RECORDS TO USE:
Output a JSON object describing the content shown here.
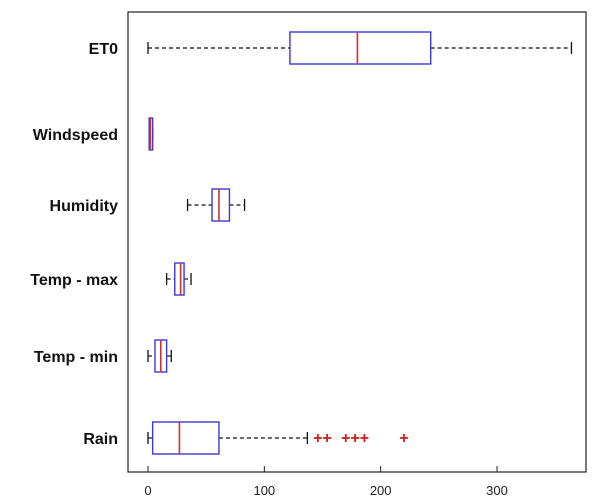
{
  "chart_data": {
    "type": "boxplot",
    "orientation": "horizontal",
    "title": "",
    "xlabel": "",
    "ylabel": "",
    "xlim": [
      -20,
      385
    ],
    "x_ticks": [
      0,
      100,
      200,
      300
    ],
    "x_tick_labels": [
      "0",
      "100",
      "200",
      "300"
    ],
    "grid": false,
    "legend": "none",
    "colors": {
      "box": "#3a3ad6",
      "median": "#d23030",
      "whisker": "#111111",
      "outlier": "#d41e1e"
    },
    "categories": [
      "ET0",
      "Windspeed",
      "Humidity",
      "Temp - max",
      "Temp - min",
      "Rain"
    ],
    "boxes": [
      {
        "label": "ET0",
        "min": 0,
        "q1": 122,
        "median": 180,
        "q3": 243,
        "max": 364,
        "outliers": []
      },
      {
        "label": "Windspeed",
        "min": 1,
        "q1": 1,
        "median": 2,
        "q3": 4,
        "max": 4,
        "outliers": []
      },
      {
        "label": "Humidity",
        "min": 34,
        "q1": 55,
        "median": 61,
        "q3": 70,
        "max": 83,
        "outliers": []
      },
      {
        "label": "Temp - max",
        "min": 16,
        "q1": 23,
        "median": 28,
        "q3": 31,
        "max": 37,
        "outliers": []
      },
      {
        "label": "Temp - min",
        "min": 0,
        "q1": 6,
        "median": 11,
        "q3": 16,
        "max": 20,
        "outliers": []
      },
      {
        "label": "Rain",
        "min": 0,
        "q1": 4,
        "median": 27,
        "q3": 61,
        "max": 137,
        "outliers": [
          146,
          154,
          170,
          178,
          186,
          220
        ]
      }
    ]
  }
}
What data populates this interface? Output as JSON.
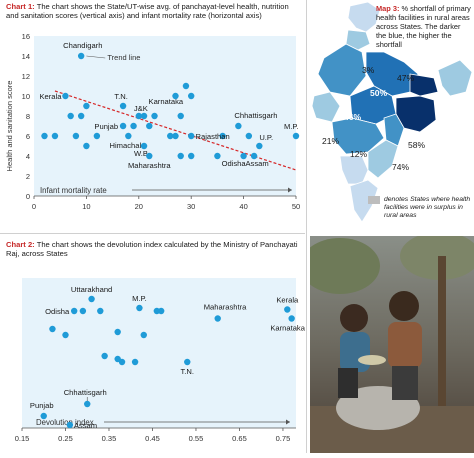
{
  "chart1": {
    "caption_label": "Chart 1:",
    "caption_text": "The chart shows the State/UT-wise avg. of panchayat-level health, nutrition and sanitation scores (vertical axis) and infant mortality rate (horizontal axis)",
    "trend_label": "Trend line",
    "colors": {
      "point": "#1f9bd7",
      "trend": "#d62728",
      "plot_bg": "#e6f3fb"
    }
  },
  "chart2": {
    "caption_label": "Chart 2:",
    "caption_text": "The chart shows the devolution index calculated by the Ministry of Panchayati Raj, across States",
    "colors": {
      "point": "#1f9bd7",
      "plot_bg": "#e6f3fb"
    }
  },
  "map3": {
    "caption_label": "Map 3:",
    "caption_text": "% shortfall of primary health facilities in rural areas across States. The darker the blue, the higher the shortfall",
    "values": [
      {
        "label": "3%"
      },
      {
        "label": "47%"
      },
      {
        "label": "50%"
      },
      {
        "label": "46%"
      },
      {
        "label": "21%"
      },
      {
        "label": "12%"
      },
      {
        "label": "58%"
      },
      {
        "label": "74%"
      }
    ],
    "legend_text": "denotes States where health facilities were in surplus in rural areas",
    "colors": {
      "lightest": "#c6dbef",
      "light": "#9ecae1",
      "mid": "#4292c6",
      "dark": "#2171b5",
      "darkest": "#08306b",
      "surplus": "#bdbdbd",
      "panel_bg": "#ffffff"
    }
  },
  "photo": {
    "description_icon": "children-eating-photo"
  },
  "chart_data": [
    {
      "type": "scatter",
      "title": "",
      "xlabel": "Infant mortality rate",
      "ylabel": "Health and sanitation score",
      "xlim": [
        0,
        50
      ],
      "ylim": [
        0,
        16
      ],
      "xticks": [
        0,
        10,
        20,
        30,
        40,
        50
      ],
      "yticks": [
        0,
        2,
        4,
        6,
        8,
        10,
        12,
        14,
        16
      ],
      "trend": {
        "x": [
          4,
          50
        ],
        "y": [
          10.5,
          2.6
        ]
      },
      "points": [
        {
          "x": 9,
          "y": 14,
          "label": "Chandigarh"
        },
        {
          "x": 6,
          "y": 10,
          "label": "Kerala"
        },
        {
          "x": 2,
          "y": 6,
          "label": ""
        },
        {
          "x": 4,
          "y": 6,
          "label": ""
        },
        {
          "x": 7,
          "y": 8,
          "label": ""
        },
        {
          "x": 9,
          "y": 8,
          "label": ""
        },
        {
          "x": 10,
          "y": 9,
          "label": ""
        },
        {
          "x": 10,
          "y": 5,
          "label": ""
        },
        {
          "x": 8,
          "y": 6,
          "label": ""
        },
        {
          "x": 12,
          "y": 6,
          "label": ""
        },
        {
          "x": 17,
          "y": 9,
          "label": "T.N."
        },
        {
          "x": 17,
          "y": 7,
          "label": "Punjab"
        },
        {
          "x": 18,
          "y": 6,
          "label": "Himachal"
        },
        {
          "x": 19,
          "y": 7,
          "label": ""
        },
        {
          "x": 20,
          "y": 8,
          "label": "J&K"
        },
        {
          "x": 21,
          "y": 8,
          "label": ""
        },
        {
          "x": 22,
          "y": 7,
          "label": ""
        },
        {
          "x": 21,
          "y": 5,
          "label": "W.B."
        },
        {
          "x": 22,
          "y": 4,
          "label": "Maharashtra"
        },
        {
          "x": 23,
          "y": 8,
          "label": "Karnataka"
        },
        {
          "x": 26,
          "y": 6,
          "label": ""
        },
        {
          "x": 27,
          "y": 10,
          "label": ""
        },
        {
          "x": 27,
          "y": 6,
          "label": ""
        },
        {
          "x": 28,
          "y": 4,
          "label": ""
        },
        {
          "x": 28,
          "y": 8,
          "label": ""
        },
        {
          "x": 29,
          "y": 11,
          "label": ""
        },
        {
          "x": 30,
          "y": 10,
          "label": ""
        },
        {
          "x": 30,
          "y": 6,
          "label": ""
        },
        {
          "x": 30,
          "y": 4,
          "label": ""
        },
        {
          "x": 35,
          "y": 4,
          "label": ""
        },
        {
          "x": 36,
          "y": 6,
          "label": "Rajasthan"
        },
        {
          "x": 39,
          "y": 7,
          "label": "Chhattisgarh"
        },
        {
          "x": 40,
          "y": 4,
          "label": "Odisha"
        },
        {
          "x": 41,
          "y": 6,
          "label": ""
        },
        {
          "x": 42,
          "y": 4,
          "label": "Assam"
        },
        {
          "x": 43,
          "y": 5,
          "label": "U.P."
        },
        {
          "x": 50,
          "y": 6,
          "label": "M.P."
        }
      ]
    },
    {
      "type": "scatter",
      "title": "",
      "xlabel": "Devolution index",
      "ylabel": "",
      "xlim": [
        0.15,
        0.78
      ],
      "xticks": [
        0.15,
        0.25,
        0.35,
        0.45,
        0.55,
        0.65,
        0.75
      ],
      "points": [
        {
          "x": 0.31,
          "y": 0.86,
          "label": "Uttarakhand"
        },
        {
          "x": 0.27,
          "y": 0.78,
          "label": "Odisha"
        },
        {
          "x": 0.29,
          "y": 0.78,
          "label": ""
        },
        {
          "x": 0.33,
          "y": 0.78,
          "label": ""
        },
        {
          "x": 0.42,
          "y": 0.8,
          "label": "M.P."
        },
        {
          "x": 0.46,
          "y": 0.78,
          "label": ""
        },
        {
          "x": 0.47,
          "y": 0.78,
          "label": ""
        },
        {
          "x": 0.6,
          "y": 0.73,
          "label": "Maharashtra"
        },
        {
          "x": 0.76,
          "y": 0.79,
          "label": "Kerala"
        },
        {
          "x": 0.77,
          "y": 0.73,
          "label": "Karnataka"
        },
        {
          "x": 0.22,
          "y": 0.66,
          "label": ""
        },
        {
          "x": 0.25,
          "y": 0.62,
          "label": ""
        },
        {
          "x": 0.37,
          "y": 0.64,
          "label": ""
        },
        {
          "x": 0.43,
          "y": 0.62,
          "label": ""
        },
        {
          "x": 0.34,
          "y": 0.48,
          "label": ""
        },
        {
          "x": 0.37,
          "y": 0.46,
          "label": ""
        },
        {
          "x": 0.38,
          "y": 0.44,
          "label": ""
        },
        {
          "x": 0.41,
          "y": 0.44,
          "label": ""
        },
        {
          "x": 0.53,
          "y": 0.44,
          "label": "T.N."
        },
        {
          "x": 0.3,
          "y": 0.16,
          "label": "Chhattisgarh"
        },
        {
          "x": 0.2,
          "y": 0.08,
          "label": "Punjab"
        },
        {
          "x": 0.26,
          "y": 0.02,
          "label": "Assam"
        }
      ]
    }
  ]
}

WHAT THE EXERCISE ASKS: Keep only the lines that hold the string "median", and copy them out.

RESPONSE FOR THIS EXERCISE:
      "median": "#d23030",
        "median": 180,
        "median": 2,
        "median": 61,
        "median": 28,
        "median": 11,
        "median": 27,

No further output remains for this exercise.